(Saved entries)
+++

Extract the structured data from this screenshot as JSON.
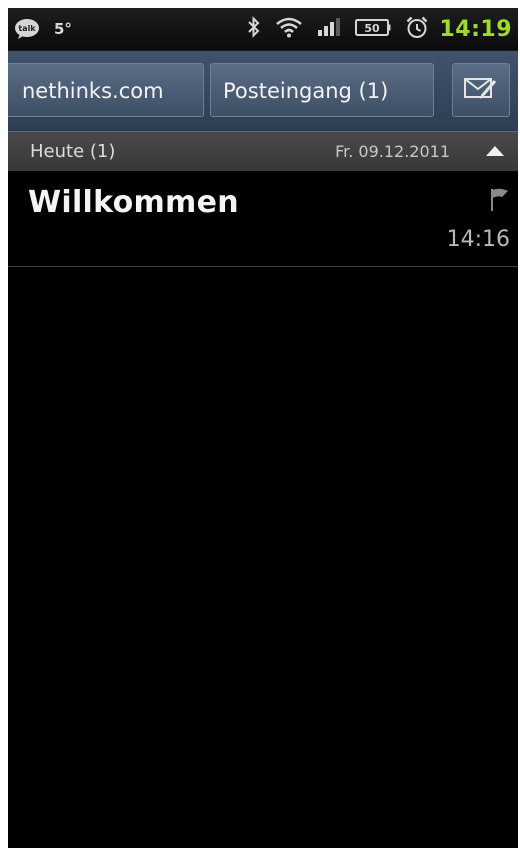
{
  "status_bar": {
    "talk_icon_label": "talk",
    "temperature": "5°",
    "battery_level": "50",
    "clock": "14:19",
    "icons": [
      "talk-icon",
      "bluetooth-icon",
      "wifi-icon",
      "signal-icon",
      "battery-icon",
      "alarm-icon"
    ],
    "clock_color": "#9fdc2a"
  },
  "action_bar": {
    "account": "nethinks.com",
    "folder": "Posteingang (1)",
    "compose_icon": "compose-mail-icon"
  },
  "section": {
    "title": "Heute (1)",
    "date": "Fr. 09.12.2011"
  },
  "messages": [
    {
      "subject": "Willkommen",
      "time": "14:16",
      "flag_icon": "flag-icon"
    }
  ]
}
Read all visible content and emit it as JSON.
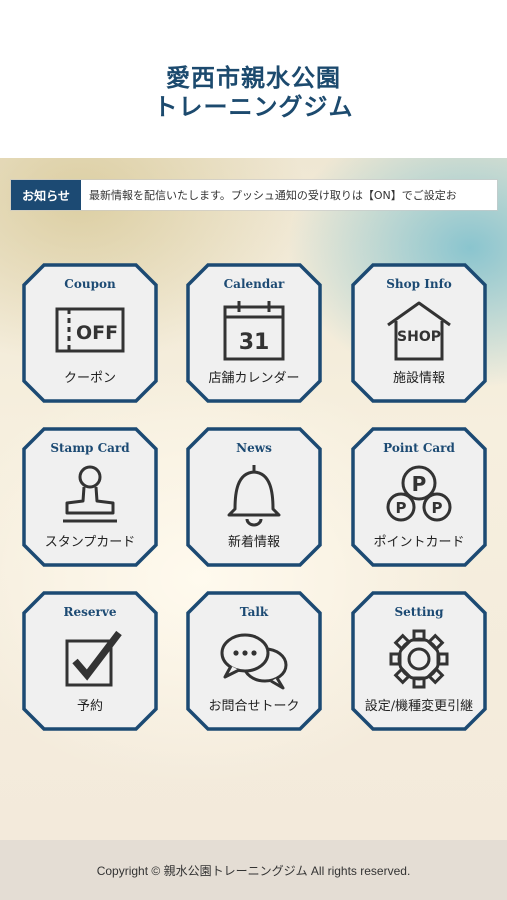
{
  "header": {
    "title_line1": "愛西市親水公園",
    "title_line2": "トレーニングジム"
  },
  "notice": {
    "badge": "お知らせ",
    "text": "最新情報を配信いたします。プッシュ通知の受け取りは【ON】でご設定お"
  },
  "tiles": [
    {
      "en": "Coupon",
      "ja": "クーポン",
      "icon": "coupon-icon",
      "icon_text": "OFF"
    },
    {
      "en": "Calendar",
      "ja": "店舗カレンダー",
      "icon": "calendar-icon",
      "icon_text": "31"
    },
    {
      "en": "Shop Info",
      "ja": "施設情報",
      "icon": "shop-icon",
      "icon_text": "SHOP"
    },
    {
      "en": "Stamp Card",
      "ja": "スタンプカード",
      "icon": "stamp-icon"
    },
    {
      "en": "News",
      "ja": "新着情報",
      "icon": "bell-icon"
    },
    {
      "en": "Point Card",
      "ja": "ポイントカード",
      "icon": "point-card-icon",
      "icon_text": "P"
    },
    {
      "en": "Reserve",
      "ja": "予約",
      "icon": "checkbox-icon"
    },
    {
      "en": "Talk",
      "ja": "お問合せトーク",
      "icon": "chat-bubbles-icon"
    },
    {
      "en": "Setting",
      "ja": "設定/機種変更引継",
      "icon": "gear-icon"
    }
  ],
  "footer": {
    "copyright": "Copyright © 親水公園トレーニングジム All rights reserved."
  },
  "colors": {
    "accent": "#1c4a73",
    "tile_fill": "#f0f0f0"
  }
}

+++

- _Goal_
Check every line of the entries above for the word "JSON" and report how many lines contain it, giving the number only.

- _Correct result_
2